REQUIREMENT ▸ Show every line that has the string "level" in it.

· · ·

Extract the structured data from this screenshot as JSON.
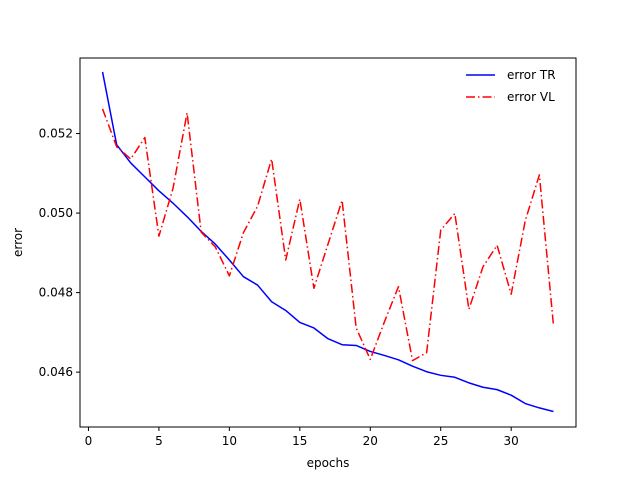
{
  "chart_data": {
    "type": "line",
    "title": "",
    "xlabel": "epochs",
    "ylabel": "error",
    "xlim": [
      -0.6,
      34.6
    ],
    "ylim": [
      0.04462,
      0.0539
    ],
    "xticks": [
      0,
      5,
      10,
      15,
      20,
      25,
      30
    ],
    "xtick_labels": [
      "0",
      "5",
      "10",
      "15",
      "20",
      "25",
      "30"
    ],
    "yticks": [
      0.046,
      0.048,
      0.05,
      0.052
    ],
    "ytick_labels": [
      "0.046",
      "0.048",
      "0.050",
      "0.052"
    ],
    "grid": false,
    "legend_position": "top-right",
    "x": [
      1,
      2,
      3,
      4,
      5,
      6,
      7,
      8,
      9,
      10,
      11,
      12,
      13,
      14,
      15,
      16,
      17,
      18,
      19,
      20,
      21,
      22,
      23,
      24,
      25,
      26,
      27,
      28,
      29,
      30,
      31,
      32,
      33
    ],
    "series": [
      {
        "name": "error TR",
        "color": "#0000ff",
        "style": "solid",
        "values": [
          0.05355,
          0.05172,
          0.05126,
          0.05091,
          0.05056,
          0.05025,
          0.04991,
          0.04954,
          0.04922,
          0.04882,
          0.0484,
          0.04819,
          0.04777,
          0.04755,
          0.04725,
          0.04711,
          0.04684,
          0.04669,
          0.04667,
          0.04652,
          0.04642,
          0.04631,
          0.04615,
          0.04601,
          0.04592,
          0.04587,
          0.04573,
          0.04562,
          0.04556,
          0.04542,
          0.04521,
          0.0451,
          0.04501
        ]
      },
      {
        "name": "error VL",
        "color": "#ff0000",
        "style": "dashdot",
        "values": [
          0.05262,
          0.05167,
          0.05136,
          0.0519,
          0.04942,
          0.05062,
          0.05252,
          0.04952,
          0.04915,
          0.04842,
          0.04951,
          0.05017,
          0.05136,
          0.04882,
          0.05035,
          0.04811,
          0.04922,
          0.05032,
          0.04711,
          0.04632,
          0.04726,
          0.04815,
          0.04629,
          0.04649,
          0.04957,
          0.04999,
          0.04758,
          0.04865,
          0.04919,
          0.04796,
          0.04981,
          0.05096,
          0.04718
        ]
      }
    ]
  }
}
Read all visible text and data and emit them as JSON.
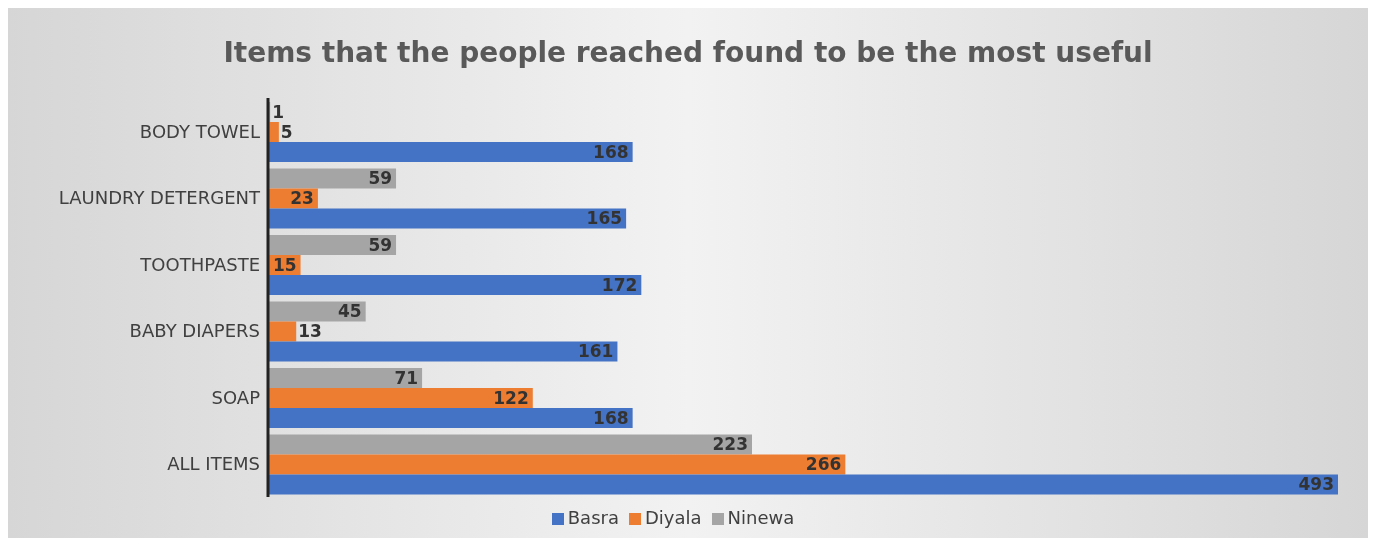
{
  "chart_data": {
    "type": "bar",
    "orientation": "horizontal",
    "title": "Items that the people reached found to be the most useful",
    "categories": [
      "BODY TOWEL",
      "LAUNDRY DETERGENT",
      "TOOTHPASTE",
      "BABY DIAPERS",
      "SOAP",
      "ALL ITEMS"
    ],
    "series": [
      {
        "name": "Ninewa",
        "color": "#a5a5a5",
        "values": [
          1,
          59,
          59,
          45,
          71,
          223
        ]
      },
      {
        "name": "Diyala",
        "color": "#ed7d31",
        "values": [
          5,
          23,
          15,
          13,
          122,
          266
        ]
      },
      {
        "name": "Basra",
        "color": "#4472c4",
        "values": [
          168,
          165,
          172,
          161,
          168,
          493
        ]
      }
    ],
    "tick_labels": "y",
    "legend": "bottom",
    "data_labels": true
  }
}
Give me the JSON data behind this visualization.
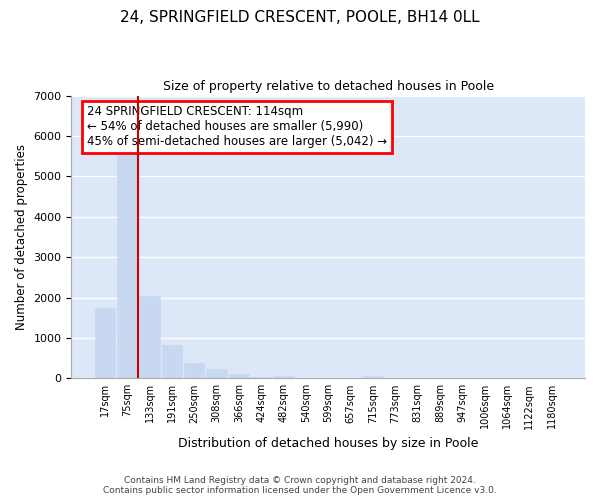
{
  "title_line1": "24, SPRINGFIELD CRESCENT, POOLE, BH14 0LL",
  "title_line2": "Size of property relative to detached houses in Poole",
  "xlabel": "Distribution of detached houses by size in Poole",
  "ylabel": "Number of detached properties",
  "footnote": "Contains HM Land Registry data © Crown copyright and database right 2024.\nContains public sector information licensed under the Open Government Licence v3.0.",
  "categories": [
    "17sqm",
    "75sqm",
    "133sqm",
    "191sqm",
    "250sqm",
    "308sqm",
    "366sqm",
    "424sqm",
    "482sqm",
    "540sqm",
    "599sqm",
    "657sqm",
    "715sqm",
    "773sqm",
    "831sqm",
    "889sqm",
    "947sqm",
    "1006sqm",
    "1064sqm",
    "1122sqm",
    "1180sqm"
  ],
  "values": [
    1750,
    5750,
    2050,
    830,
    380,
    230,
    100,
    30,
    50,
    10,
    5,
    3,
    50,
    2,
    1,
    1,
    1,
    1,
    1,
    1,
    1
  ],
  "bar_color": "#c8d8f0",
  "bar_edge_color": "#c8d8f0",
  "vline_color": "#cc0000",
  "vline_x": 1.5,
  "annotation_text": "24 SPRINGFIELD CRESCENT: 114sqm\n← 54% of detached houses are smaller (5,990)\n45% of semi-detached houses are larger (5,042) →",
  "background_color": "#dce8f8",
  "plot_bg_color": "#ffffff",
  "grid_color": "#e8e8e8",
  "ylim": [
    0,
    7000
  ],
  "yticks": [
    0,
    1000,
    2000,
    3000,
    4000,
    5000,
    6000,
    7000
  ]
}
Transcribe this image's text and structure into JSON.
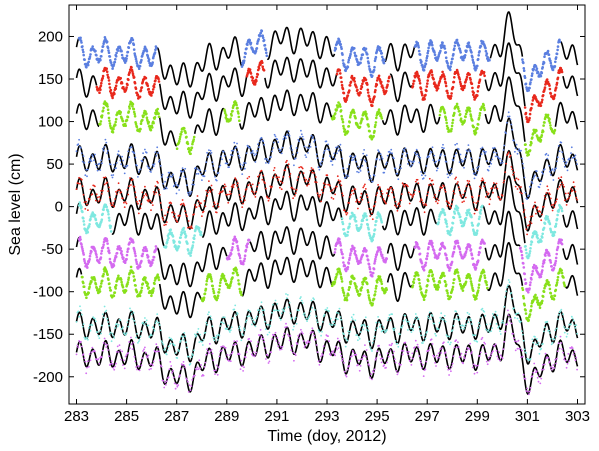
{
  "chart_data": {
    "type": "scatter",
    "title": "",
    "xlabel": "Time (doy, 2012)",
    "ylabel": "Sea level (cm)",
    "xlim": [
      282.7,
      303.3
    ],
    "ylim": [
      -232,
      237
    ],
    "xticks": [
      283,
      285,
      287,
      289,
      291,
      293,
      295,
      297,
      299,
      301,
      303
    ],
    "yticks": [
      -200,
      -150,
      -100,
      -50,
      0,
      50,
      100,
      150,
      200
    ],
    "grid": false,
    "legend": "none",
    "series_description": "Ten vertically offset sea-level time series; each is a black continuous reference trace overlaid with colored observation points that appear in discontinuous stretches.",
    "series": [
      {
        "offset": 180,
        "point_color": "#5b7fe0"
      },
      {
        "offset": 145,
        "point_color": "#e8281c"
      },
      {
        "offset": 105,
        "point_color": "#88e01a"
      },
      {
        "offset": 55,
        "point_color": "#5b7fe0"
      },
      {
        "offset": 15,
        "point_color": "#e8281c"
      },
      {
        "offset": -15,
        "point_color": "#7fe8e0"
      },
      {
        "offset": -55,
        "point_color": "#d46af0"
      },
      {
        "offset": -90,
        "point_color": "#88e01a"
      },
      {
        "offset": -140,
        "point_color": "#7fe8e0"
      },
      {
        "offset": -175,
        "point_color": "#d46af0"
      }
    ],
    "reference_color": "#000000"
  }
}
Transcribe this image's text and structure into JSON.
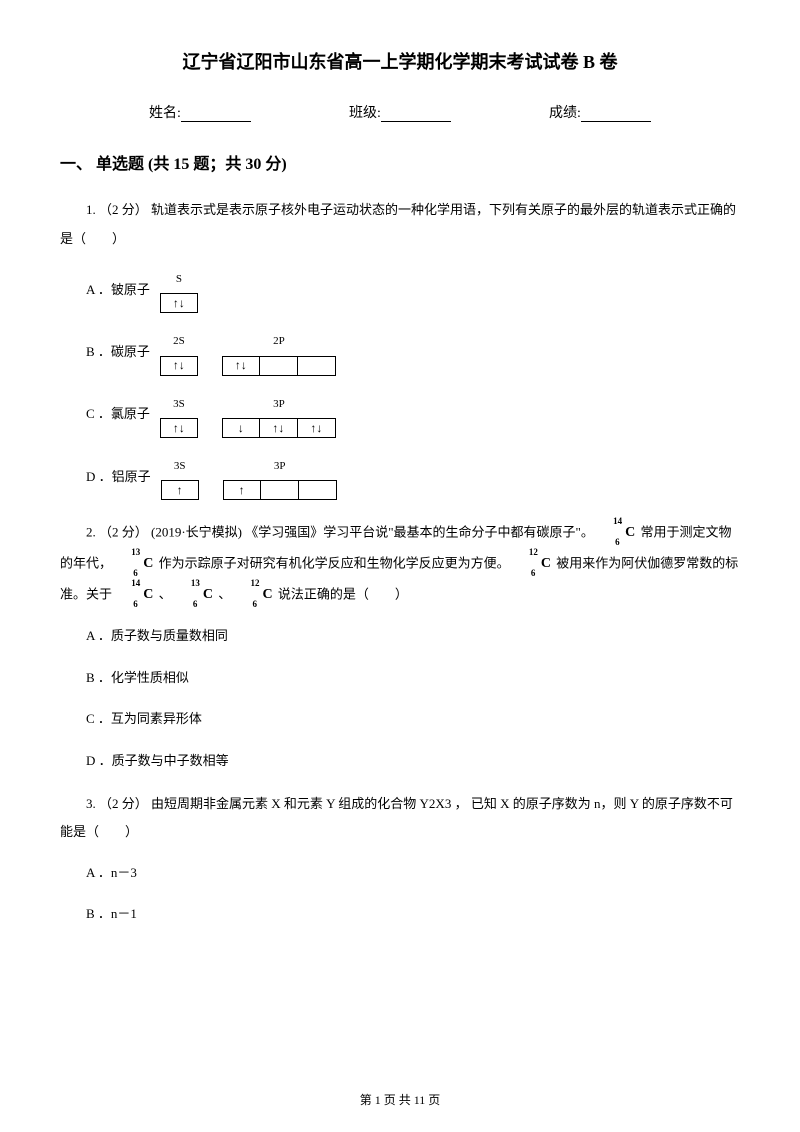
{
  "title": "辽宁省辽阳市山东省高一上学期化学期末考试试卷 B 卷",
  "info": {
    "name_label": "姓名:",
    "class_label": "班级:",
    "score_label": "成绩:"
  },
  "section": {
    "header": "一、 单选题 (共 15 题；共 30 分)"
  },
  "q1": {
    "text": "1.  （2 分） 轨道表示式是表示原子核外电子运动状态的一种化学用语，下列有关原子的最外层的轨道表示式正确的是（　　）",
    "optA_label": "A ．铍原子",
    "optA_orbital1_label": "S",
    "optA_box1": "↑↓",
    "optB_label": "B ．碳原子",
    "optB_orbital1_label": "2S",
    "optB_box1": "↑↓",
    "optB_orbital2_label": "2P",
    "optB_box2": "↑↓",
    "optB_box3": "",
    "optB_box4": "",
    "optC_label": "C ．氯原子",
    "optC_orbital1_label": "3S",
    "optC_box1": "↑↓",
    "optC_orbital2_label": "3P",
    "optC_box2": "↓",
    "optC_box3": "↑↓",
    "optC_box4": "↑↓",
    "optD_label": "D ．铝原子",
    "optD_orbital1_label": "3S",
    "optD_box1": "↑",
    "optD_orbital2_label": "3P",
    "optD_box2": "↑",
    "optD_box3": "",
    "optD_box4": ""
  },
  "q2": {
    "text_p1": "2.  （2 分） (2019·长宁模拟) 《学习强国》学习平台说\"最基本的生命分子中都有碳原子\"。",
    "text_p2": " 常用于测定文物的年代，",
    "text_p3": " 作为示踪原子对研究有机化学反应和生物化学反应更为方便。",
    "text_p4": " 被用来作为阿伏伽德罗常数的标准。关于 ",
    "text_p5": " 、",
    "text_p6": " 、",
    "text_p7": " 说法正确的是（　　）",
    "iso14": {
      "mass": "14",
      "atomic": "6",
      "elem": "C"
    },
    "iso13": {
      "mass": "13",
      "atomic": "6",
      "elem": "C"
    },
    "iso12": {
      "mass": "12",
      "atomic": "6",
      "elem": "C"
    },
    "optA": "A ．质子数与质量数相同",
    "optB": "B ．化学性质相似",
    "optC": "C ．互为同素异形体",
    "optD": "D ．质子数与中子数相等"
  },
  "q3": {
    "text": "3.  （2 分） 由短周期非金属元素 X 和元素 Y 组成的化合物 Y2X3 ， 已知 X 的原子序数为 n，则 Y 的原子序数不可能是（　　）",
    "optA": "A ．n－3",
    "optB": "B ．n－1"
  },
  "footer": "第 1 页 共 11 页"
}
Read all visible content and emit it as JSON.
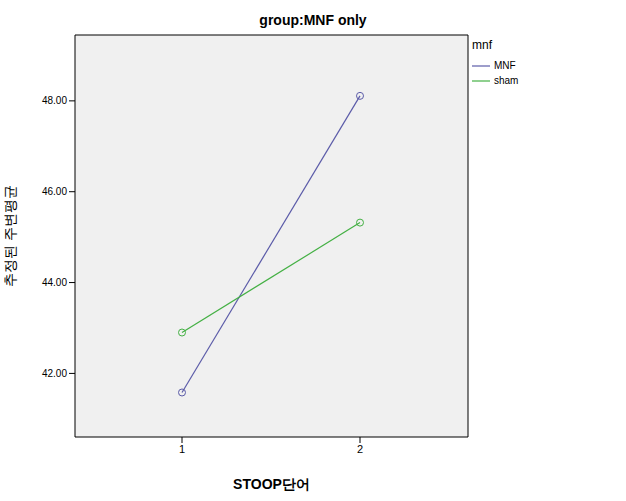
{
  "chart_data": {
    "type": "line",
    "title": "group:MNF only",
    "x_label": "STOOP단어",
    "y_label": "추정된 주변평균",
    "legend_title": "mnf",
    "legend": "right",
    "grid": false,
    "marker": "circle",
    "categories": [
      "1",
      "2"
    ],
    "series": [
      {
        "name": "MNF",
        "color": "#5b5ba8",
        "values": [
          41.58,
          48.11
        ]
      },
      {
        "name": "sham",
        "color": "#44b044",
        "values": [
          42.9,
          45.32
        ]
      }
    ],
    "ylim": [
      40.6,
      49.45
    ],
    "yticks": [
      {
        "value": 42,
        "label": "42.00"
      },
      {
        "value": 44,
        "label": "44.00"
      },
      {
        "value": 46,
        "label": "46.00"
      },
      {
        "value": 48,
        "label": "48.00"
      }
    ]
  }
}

· · ·

CORRECT RESULT ▸
    "ylabel": "Sea level (cm)",
    "series_description": "Ten vertically offset sea-level time series; each is a black continuous reference trace overlaid with colored observation points that appear in discontinuous stretches.",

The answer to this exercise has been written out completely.